- EXERCISE TASK
Each record must be reproduced exactly as it is shown.

- PROVIDED RECORDS

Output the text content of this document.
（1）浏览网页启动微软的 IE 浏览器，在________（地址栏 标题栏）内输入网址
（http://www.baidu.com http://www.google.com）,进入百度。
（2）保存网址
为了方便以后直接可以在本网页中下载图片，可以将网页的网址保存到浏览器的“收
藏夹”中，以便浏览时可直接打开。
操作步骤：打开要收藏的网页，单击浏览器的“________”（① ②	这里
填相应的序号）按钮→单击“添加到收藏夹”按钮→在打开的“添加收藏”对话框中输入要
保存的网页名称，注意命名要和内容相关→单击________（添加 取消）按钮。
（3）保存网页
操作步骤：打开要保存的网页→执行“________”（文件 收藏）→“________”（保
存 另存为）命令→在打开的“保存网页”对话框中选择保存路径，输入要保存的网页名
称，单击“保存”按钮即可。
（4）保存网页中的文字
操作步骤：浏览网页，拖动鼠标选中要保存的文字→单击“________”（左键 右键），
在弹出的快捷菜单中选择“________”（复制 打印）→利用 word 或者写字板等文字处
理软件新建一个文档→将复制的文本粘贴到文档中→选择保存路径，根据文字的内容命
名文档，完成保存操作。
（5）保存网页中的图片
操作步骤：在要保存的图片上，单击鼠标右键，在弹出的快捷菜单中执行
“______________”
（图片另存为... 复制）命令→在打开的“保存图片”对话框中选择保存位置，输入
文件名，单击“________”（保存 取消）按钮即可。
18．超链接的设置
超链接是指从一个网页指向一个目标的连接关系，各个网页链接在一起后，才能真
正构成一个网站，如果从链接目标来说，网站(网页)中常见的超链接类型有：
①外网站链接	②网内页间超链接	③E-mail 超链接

- REPLY TO THE TASK
Output the text content of this document.
（1）浏览网页启动微软的 IE 浏览器，在________（地址栏 标题栏）内输入网址
（http://www.baidu.com http://www.google.com）,进入百度。
（2）保存网址
为了方便以后直接可以在本网页中下载图片，可以将网页的网址保存到浏览器的“收
藏夹”中，以便浏览时可直接打开。
操作步骤：打开要收藏的网页，单击浏览器的“________”（① ②	这里
填相应的序号）按钮→单击“添加到收藏夹”按钮→在打开的“添加收藏”对话框中输入要
保存的网页名称，注意命名要和内容相关→单击________（添加 取消）按钮。
（3）保存网页
操作步骤：打开要保存的网页→执行“________”（文件 收藏）→“________”（保
存 另存为）命令→在打开的“保存网页”对话框中选择保存路径，输入要保存的网页名
称，单击“保存”按钮即可。
（4）保存网页中的文字
操作步骤：浏览网页，拖动鼠标选中要保存的文字→单击“________”（左键 右键），
在弹出的快捷菜单中选择“________”（复制 打印）→利用 word 或者写字板等文字处
理软件新建一个文档→将复制的文本粘贴到文档中→选择保存路径，根据文字的内容命
名文档，完成保存操作。
（5）保存网页中的图片
操作步骤：在要保存的图片上，单击鼠标右键，在弹出的快捷菜单中执行
“______________”
（图片另存为... 复制）命令→在打开的“保存图片”对话框中选择保存位置，输入
文件名，单击“________”（保存 取消）按钮即可。
18．超链接的设置
超链接是指从一个网页指向一个目标的连接关系，各个网页链接在一起后，才能真
正构成一个网站，如果从链接目标来说，网站(网页)中常见的超链接类型有：
①外网站链接	②网内页间超链接	③E-mail 超链接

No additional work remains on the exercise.